▶ **GIVEN REQUEST**
Extract the records below word for word and ignore the images.

-- RECORDS FOR THIS EXERCISE start --

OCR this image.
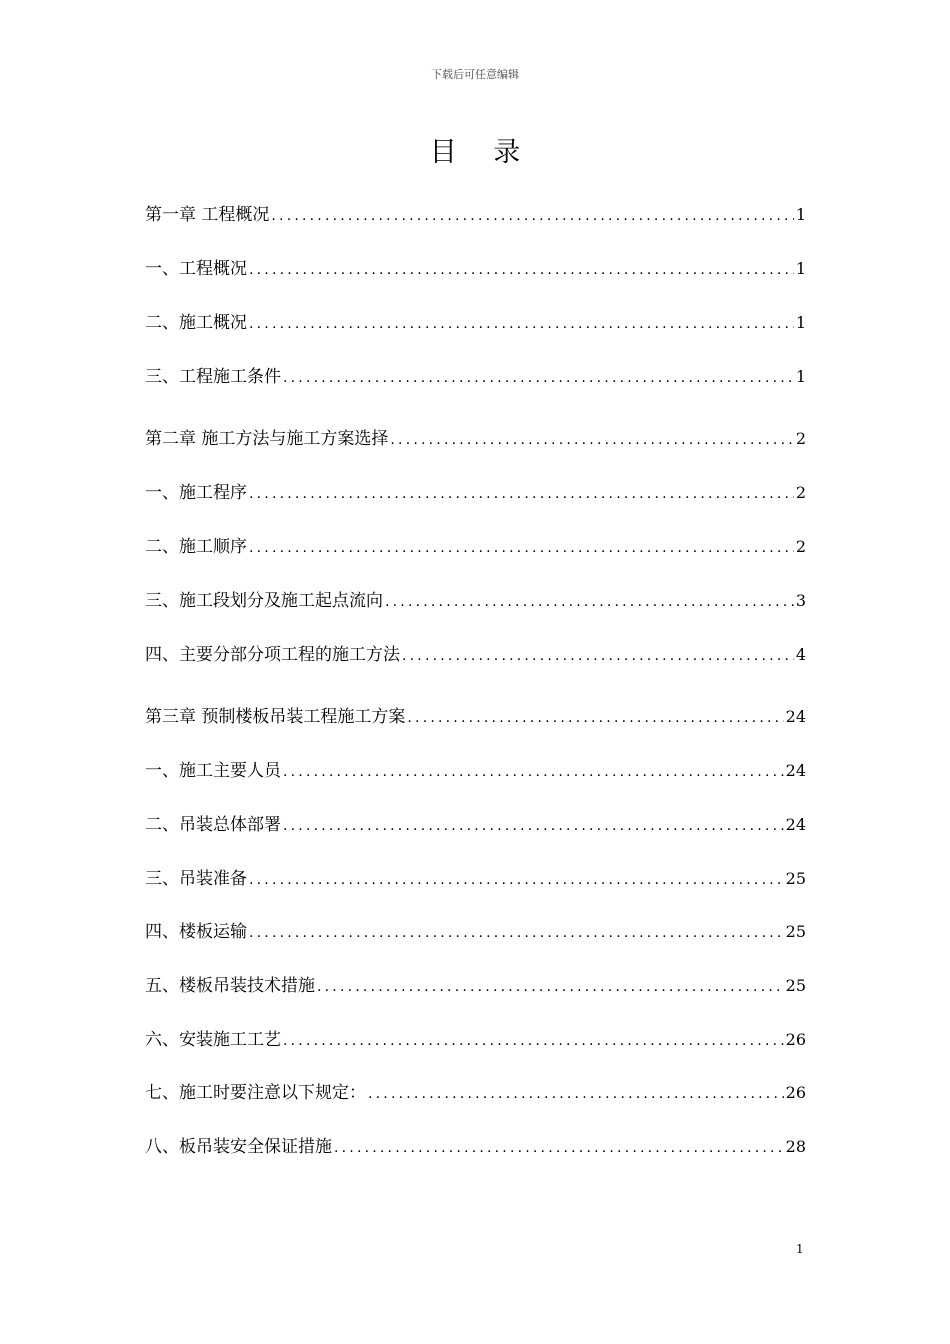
下载后可任意编辑
目 录
第一章 工程概况 .....	1
一、工程概况 .....	1
二、施工概况 .....	1
三、工程施工条件 .....	1
第二章 施工方法与施工方案选择 .....	2
一、施工程序 .....	2
二、施工顺序 .....	2
三、施工段划分及施工起点流向 .....	3
四、主要分部分项工程的施工方法 .....	4
第三章 预制楼板吊装工程施工方案 .....	24
一、施工主要人员 .....	24
二、吊装总体部署 .....	24
三、吊装准备 .....	25
四、楼板运输 .....	25
五、楼板吊装技术措施 .....	25
六、安装施工工艺 .....	26
七、施工时要注意以下规定： .....	26
八、板吊装安全保证措施 .....	28
1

-- RECORDS FOR THIS EXERCISE end --

▶ **FULL RESPONSE**
OCR this image.
下载后可任意编辑
目 录
第一章 工程概况 .....	1
一、工程概况 .....	1
二、施工概况 .....	1
三、工程施工条件 .....	1
第二章 施工方法与施工方案选择 .....	2
一、施工程序 .....	2
二、施工顺序 .....	2
三、施工段划分及施工起点流向 .....	3
四、主要分部分项工程的施工方法 .....	4
第三章 预制楼板吊装工程施工方案 .....	24
一、施工主要人员 .....	24
二、吊装总体部署 .....	24
三、吊装准备 .....	25
四、楼板运输 .....	25
五、楼板吊装技术措施 .....	25
六、安装施工工艺 .....	26
七、施工时要注意以下规定： .....	26
八、板吊装安全保证措施 .....	28
1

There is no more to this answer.